● Exercise prompt
Print all the data, keeping every line exactly as it is.
⟨
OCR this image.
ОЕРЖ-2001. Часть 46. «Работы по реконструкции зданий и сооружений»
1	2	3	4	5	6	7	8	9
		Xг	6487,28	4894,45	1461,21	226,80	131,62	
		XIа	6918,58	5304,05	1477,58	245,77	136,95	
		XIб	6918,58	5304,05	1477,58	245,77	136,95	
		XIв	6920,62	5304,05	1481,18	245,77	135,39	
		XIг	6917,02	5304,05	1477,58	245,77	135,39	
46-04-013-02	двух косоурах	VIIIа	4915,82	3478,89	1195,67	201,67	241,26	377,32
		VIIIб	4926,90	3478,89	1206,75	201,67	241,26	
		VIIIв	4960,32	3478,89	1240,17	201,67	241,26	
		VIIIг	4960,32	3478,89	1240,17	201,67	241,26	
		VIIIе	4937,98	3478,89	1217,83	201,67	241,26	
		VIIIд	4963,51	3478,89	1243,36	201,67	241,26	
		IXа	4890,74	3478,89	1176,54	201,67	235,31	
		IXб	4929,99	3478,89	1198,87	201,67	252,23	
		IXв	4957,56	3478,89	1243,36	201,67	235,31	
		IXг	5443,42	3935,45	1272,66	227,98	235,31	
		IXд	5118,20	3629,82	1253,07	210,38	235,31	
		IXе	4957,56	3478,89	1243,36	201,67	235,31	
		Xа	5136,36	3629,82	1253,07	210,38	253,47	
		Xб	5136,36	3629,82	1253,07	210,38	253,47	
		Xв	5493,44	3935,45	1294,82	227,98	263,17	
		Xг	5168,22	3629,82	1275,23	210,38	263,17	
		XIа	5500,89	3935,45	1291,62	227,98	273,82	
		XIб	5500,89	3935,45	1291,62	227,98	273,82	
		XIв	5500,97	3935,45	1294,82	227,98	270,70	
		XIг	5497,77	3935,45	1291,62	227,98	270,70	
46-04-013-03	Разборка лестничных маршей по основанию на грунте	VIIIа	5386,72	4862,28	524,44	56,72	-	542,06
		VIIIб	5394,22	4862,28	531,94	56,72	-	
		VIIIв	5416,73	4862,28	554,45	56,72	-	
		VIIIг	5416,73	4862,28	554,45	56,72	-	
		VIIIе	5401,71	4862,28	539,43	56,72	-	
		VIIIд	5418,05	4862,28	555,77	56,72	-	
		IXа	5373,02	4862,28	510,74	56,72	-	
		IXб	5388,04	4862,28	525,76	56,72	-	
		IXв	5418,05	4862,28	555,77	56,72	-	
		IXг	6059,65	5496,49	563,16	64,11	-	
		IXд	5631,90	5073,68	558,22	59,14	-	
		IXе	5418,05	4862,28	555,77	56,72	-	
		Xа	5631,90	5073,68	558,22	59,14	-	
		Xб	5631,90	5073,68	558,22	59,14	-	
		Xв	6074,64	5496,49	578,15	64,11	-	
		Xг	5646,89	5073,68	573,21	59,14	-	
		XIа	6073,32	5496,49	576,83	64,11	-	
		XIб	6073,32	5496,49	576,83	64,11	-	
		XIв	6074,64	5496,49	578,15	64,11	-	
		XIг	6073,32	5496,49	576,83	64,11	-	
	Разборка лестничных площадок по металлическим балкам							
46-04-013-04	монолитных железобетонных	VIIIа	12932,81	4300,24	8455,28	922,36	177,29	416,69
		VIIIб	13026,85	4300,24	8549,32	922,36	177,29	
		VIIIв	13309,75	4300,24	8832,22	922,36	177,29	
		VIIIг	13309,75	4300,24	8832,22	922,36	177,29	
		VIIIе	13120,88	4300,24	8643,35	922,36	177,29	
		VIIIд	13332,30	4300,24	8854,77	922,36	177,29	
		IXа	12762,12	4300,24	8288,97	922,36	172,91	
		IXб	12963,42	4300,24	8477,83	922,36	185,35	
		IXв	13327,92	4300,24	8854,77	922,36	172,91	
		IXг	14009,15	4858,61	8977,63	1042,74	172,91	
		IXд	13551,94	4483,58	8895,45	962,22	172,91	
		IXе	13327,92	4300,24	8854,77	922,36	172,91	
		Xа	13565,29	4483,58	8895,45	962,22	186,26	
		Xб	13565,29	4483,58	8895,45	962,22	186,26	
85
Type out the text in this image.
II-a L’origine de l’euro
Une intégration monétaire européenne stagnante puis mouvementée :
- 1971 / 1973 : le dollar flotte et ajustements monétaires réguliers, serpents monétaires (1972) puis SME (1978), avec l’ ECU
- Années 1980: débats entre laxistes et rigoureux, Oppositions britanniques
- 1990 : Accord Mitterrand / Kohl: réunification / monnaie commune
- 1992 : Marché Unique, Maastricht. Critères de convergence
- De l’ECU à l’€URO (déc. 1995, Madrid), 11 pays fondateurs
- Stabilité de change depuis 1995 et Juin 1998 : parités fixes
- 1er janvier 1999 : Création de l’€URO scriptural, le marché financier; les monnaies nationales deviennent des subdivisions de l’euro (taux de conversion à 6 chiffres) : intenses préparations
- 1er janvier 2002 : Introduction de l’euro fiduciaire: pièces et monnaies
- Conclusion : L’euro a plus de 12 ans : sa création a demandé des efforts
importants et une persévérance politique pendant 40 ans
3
⟩
● Worked answer
OCR this image.
ОЕРЖ-2001. Часть 46. «Работы по реконструкции зданий и сооружений»
1	2	3	4	5	6	7	8	9
		Xг	6487,28	4894,45	1461,21	226,80	131,62	
		XIа	6918,58	5304,05	1477,58	245,77	136,95	
		XIб	6918,58	5304,05	1477,58	245,77	136,95	
		XIв	6920,62	5304,05	1481,18	245,77	135,39	
		XIг	6917,02	5304,05	1477,58	245,77	135,39	
46-04-013-02	двух косоурах	VIIIа	4915,82	3478,89	1195,67	201,67	241,26	377,32
		VIIIб	4926,90	3478,89	1206,75	201,67	241,26	
		VIIIв	4960,32	3478,89	1240,17	201,67	241,26	
		VIIIг	4960,32	3478,89	1240,17	201,67	241,26	
		VIIIе	4937,98	3478,89	1217,83	201,67	241,26	
		VIIIд	4963,51	3478,89	1243,36	201,67	241,26	
		IXа	4890,74	3478,89	1176,54	201,67	235,31	
		IXб	4929,99	3478,89	1198,87	201,67	252,23	
		IXв	4957,56	3478,89	1243,36	201,67	235,31	
		IXг	5443,42	3935,45	1272,66	227,98	235,31	
		IXд	5118,20	3629,82	1253,07	210,38	235,31	
		IXе	4957,56	3478,89	1243,36	201,67	235,31	
		Xа	5136,36	3629,82	1253,07	210,38	253,47	
		Xб	5136,36	3629,82	1253,07	210,38	253,47	
		Xв	5493,44	3935,45	1294,82	227,98	263,17	
		Xг	5168,22	3629,82	1275,23	210,38	263,17	
		XIа	5500,89	3935,45	1291,62	227,98	273,82	
		XIб	5500,89	3935,45	1291,62	227,98	273,82	
		XIв	5500,97	3935,45	1294,82	227,98	270,70	
		XIг	5497,77	3935,45	1291,62	227,98	270,70	
46-04-013-03	Разборка лестничных маршей по основанию на грунте	VIIIа	5386,72	4862,28	524,44	56,72	-	542,06
		VIIIб	5394,22	4862,28	531,94	56,72	-	
		VIIIв	5416,73	4862,28	554,45	56,72	-	
		VIIIг	5416,73	4862,28	554,45	56,72	-	
		VIIIе	5401,71	4862,28	539,43	56,72	-	
		VIIIд	5418,05	4862,28	555,77	56,72	-	
		IXа	5373,02	4862,28	510,74	56,72	-	
		IXб	5388,04	4862,28	525,76	56,72	-	
		IXв	5418,05	4862,28	555,77	56,72	-	
		IXг	6059,65	5496,49	563,16	64,11	-	
		IXд	5631,90	5073,68	558,22	59,14	-	
		IXе	5418,05	4862,28	555,77	56,72	-	
		Xа	5631,90	5073,68	558,22	59,14	-	
		Xб	5631,90	5073,68	558,22	59,14	-	
		Xв	6074,64	5496,49	578,15	64,11	-	
		Xг	5646,89	5073,68	573,21	59,14	-	
		XIа	6073,32	5496,49	576,83	64,11	-	
		XIб	6073,32	5496,49	576,83	64,11	-	
		XIв	6074,64	5496,49	578,15	64,11	-	
		XIг	6073,32	5496,49	576,83	64,11	-	
	Разборка лестничных площадок по металлическим балкам							
46-04-013-04	монолитных железобетонных	VIIIа	12932,81	4300,24	8455,28	922,36	177,29	416,69
		VIIIб	13026,85	4300,24	8549,32	922,36	177,29	
		VIIIв	13309,75	4300,24	8832,22	922,36	177,29	
		VIIIг	13309,75	4300,24	8832,22	922,36	177,29	
		VIIIе	13120,88	4300,24	8643,35	922,36	177,29	
		VIIIд	13332,30	4300,24	8854,77	922,36	177,29	
		IXа	12762,12	4300,24	8288,97	922,36	172,91	
		IXб	12963,42	4300,24	8477,83	922,36	185,35	
		IXв	13327,92	4300,24	8854,77	922,36	172,91	
		IXг	14009,15	4858,61	8977,63	1042,74	172,91	
		IXд	13551,94	4483,58	8895,45	962,22	172,91	
		IXе	13327,92	4300,24	8854,77	922,36	172,91	
		Xа	13565,29	4483,58	8895,45	962,22	186,26	
		Xб	13565,29	4483,58	8895,45	962,22	186,26	
85
Type out the text in this image.
II-a L’origine de l’euro
Une intégration monétaire européenne stagnante puis mouvementée :
- 1971 / 1973 : le dollar flotte et ajustements monétaires réguliers, serpents monétaires (1972) puis SME (1978), avec l’ ECU
- Années 1980: débats entre laxistes et rigoureux, Oppositions britanniques
- 1990 : Accord Mitterrand / Kohl: réunification / monnaie commune
- 1992 : Marché Unique, Maastricht. Critères de convergence
- De l’ECU à l’€URO (déc. 1995, Madrid), 11 pays fondateurs
- Stabilité de change depuis 1995 et Juin 1998 : parités fixes
- 1er janvier 1999 : Création de l’€URO scriptural, le marché financier; les monnaies nationales deviennent des subdivisions de l’euro (taux de conversion à 6 chiffres) : intenses préparations
- 1er janvier 2002 : Introduction de l’euro fiduciaire: pièces et monnaies
- Conclusion : L’euro a plus de 12 ans : sa création a demandé des efforts
importants et une persévérance politique pendant 40 ans
3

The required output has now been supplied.